§ **WHAT IS ASKED**
Reproduce the listing exactly and skip over any pictures.

§ **DATA LINES**

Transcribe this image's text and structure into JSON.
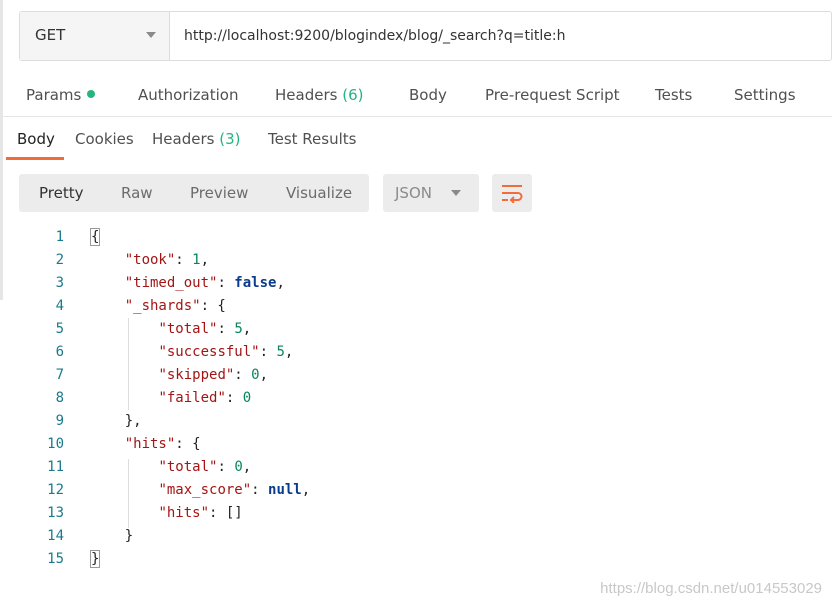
{
  "request": {
    "method": "GET",
    "url": "http://localhost:9200/blogindex/blog/_search?q=title:h"
  },
  "request_tabs": {
    "params": "Params",
    "authorization": "Authorization",
    "headers": "Headers",
    "headers_count": "(6)",
    "body": "Body",
    "prerequest": "Pre-request Script",
    "tests": "Tests",
    "settings": "Settings"
  },
  "response_tabs": {
    "body": "Body",
    "cookies": "Cookies",
    "headers": "Headers",
    "headers_count": "(3)",
    "test_results": "Test Results"
  },
  "view_options": {
    "pretty": "Pretty",
    "raw": "Raw",
    "preview": "Preview",
    "visualize": "Visualize",
    "format": "JSON"
  },
  "code": {
    "line_numbers": [
      "1",
      "2",
      "3",
      "4",
      "5",
      "6",
      "7",
      "8",
      "9",
      "10",
      "11",
      "12",
      "13",
      "14",
      "15"
    ],
    "l1_open": "{",
    "l2_key": "\"took\"",
    "l2_val": "1",
    "l3_key": "\"timed_out\"",
    "l3_val": "false",
    "l4_key": "\"_shards\"",
    "l5_key": "\"total\"",
    "l5_val": "5",
    "l6_key": "\"successful\"",
    "l6_val": "5",
    "l7_key": "\"skipped\"",
    "l7_val": "0",
    "l8_key": "\"failed\"",
    "l8_val": "0",
    "l10_key": "\"hits\"",
    "l11_key": "\"total\"",
    "l11_val": "0",
    "l12_key": "\"max_score\"",
    "l12_val": "null",
    "l13_key": "\"hits\"",
    "l13_val": "[]",
    "l15_close": "}"
  },
  "watermark": "https://blog.csdn.net/u014553029",
  "colors": {
    "accent": "#f26b3a",
    "count_green": "#26b47f",
    "json_key": "#a31515",
    "json_number": "#098658",
    "json_keyword": "#0b3b8c",
    "line_number": "#1a7a8c"
  }
}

§ **EXERCISE SOLUTION**
Transcribe this image's text and structure into JSON.
{
  "request": {
    "method": "GET",
    "url": "http://localhost:9200/blogindex/blog/_search?q=title:h"
  },
  "request_tabs": {
    "params": "Params",
    "authorization": "Authorization",
    "headers": "Headers",
    "headers_count": "(6)",
    "body": "Body",
    "prerequest": "Pre-request Script",
    "tests": "Tests",
    "settings": "Settings"
  },
  "response_tabs": {
    "body": "Body",
    "cookies": "Cookies",
    "headers": "Headers",
    "headers_count": "(3)",
    "test_results": "Test Results"
  },
  "view_options": {
    "pretty": "Pretty",
    "raw": "Raw",
    "preview": "Preview",
    "visualize": "Visualize",
    "format": "JSON"
  },
  "code": {
    "line_numbers": [
      "1",
      "2",
      "3",
      "4",
      "5",
      "6",
      "7",
      "8",
      "9",
      "10",
      "11",
      "12",
      "13",
      "14",
      "15"
    ],
    "l1_open": "{",
    "l2_key": "\"took\"",
    "l2_val": "1",
    "l3_key": "\"timed_out\"",
    "l3_val": "false",
    "l4_key": "\"_shards\"",
    "l5_key": "\"total\"",
    "l5_val": "5",
    "l6_key": "\"successful\"",
    "l6_val": "5",
    "l7_key": "\"skipped\"",
    "l7_val": "0",
    "l8_key": "\"failed\"",
    "l8_val": "0",
    "l10_key": "\"hits\"",
    "l11_key": "\"total\"",
    "l11_val": "0",
    "l12_key": "\"max_score\"",
    "l12_val": "null",
    "l13_key": "\"hits\"",
    "l13_val": "[]",
    "l15_close": "}"
  },
  "watermark": "https://blog.csdn.net/u014553029",
  "colors": {
    "accent": "#f26b3a",
    "count_green": "#26b47f",
    "json_key": "#a31515",
    "json_number": "#098658",
    "json_keyword": "#0b3b8c",
    "line_number": "#1a7a8c"
  }
}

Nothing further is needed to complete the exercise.